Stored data

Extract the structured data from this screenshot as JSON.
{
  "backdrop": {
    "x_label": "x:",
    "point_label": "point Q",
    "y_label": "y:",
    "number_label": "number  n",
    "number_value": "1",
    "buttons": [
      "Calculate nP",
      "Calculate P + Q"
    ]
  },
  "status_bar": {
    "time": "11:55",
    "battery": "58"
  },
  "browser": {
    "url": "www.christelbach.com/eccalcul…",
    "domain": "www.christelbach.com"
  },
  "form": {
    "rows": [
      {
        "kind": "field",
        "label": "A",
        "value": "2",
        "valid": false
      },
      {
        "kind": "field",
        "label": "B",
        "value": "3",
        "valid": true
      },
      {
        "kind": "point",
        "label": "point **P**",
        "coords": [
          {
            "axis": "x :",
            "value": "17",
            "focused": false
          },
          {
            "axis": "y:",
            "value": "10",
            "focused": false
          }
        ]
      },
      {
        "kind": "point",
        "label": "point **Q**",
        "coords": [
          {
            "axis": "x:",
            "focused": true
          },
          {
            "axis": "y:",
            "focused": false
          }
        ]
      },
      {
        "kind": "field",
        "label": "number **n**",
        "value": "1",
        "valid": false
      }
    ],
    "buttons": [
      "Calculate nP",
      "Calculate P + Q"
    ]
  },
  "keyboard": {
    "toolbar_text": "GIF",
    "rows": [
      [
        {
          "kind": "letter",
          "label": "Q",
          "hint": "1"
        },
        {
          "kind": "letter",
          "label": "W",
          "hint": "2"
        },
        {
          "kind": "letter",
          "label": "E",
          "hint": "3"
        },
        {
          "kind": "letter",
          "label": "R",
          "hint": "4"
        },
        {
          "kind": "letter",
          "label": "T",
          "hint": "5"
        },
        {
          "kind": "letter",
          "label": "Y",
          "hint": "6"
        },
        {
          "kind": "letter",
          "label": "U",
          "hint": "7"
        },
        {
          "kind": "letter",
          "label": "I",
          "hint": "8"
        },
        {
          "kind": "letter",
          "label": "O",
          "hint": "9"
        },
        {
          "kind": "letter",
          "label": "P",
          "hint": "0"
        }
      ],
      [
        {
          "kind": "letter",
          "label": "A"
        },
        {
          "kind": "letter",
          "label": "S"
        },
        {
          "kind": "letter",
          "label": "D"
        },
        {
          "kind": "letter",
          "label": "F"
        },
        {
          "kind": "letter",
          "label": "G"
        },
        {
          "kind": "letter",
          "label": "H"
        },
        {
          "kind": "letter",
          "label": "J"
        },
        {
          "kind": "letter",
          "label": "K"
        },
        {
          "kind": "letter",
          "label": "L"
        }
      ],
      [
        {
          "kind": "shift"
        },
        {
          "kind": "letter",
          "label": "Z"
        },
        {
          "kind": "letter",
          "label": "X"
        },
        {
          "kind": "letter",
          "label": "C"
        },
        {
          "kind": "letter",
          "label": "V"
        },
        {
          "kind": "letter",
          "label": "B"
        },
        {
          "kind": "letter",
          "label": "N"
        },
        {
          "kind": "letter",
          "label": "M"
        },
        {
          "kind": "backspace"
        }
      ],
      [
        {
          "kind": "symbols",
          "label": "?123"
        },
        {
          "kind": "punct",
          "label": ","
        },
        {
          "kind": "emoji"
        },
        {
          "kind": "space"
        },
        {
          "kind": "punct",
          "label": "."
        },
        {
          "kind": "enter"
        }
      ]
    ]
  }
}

• [Problem description]
Reproduce each entry word for word.

• [Reply to the exercise]
Extract the structured data from this screenshot as JSON.
{
  "backdrop": {
    "x_label": "x:",
    "point_label": "point Q",
    "y_label": "y:",
    "number_label": "number  n",
    "number_value": "1",
    "buttons": [
      "Calculate nP",
      "Calculate P + Q"
    ]
  },
  "status_bar": {
    "time": "11:55",
    "battery": "58"
  },
  "browser": {
    "url": "www.christelbach.com/eccalcul…",
    "domain": "www.christelbach.com"
  },
  "form": {
    "rows": [
      {
        "kind": "field",
        "label": "A",
        "value": "2",
        "valid": false
      },
      {
        "kind": "field",
        "label": "B",
        "value": "3",
        "valid": true
      },
      {
        "kind": "point",
        "label": "point **P**",
        "coords": [
          {
            "axis": "x :",
            "value": "17",
            "focused": false
          },
          {
            "axis": "y:",
            "value": "10",
            "focused": false
          }
        ]
      },
      {
        "kind": "point",
        "label": "point **Q**",
        "coords": [
          {
            "axis": "x:",
            "focused": true
          },
          {
            "axis": "y:",
            "focused": false
          }
        ]
      },
      {
        "kind": "field",
        "label": "number **n**",
        "value": "1",
        "valid": false
      }
    ],
    "buttons": [
      "Calculate nP",
      "Calculate P + Q"
    ]
  },
  "keyboard": {
    "toolbar_text": "GIF",
    "rows": [
      [
        {
          "kind": "letter",
          "label": "Q",
          "hint": "1"
        },
        {
          "kind": "letter",
          "label": "W",
          "hint": "2"
        },
        {
          "kind": "letter",
          "label": "E",
          "hint": "3"
        },
        {
          "kind": "letter",
          "label": "R",
          "hint": "4"
        },
        {
          "kind": "letter",
          "label": "T",
          "hint": "5"
        },
        {
          "kind": "letter",
          "label": "Y",
          "hint": "6"
        },
        {
          "kind": "letter",
          "label": "U",
          "hint": "7"
        },
        {
          "kind": "letter",
          "label": "I",
          "hint": "8"
        },
        {
          "kind": "letter",
          "label": "O",
          "hint": "9"
        },
        {
          "kind": "letter",
          "label": "P",
          "hint": "0"
        }
      ],
      [
        {
          "kind": "letter",
          "label": "A"
        },
        {
          "kind": "letter",
          "label": "S"
        },
        {
          "kind": "letter",
          "label": "D"
        },
        {
          "kind": "letter",
          "label": "F"
        },
        {
          "kind": "letter",
          "label": "G"
        },
        {
          "kind": "letter",
          "label": "H"
        },
        {
          "kind": "letter",
          "label": "J"
        },
        {
          "kind": "letter",
          "label": "K"
        },
        {
          "kind": "letter",
          "label": "L"
        }
      ],
      [
        {
          "kind": "shift"
        },
        {
          "kind": "letter",
          "label": "Z"
        },
        {
          "kind": "letter",
          "label": "X"
        },
        {
          "kind": "letter",
          "label": "C"
        },
        {
          "kind": "letter",
          "label": "V"
        },
        {
          "kind": "letter",
          "label": "B"
        },
        {
          "kind": "letter",
          "label": "N"
        },
        {
          "kind": "letter",
          "label": "M"
        },
        {
          "kind": "backspace"
        }
      ],
      [
        {
          "kind": "symbols",
          "label": "?123"
        },
        {
          "kind": "punct",
          "label": ","
        },
        {
          "kind": "emoji"
        },
        {
          "kind": "space"
        },
        {
          "kind": "punct",
          "label": "."
        },
        {
          "kind": "enter"
        }
      ]
    ]
  }
}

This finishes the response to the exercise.